Challenge: Go through the entries below and retype them exactly, omitting each picture.

○ ○ ○ ○

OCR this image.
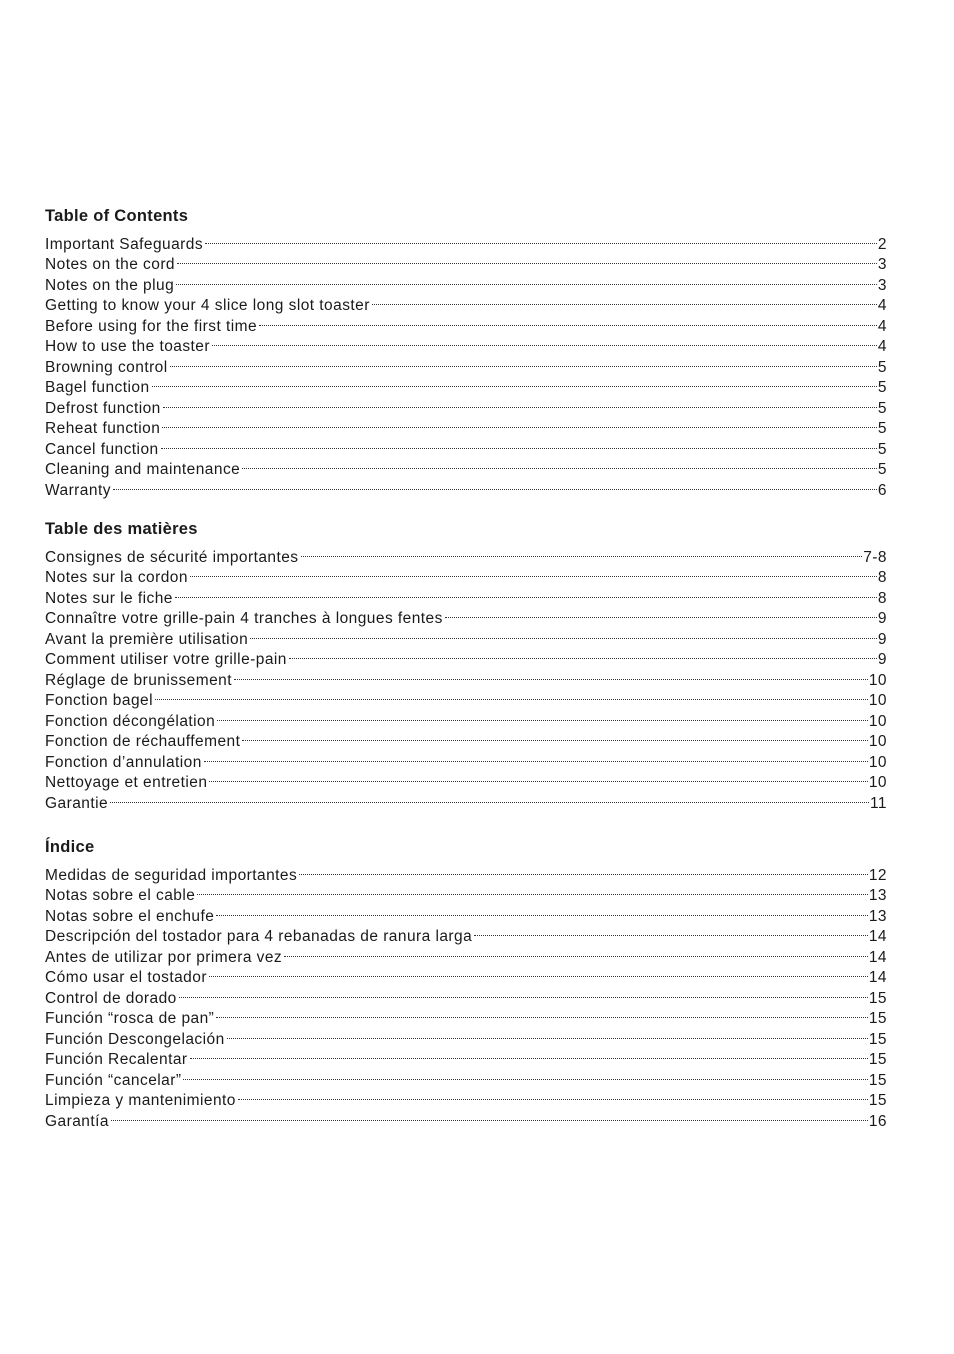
Table of Contents
Important Safeguards	2
Notes on the cord	3
Notes on the plug	3
Getting to know your 4 slice long slot toaster	4
Before using for the first time	4
How to use the toaster	4
Browning control	5
Bagel function	5
Defrost function	5
Reheat function	5
Cancel function	5
Cleaning and maintenance	5
Warranty	6
Table des matières
Consignes de sécurité importantes	7-8
Notes sur la cordon	8
Notes sur le fiche	8
Connaître votre grille-pain 4 tranches à longues fentes	9
Avant la première utilisation	9
Comment utiliser votre grille-pain	9
Réglage de brunissement	10
Fonction bagel	10
Fonction décongélation	10
Fonction de réchauffement	10
Fonction d’annulation	10
Nettoyage et entretien	10
Garantie	11
Índice
Medidas de seguridad importantes	12
Notas sobre el cable	13
Notas sobre el enchufe	13
Descripción del tostador para 4 rebanadas de ranura larga	14
Antes de utilizar por primera vez	14
Cómo usar el tostador	14
Control de dorado	15
Función “rosca de pan”	15
Función Descongelación	15
Función Recalentar	15
Función “cancelar”	15
Limpieza y mantenimiento	15
Garantía	16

○ ○ ○ ○

Response:
OCR this image.
Table of Contents
Important Safeguards	2
Notes on the cord	3
Notes on the plug	3
Getting to know your 4 slice long slot toaster	4
Before using for the first time	4
How to use the toaster	4
Browning control	5
Bagel function	5
Defrost function	5
Reheat function	5
Cancel function	5
Cleaning and maintenance	5
Warranty	6
Table des matières
Consignes de sécurité importantes	7-8
Notes sur la cordon	8
Notes sur le fiche	8
Connaître votre grille-pain 4 tranches à longues fentes	9
Avant la première utilisation	9
Comment utiliser votre grille-pain	9
Réglage de brunissement	10
Fonction bagel	10
Fonction décongélation	10
Fonction de réchauffement	10
Fonction d’annulation	10
Nettoyage et entretien	10
Garantie	11
Índice
Medidas de seguridad importantes	12
Notas sobre el cable	13
Notas sobre el enchufe	13
Descripción del tostador para 4 rebanadas de ranura larga	14
Antes de utilizar por primera vez	14
Cómo usar el tostador	14
Control de dorado	15
Función “rosca de pan”	15
Función Descongelación	15
Función Recalentar	15
Función “cancelar”	15
Limpieza y mantenimiento	15
Garantía	16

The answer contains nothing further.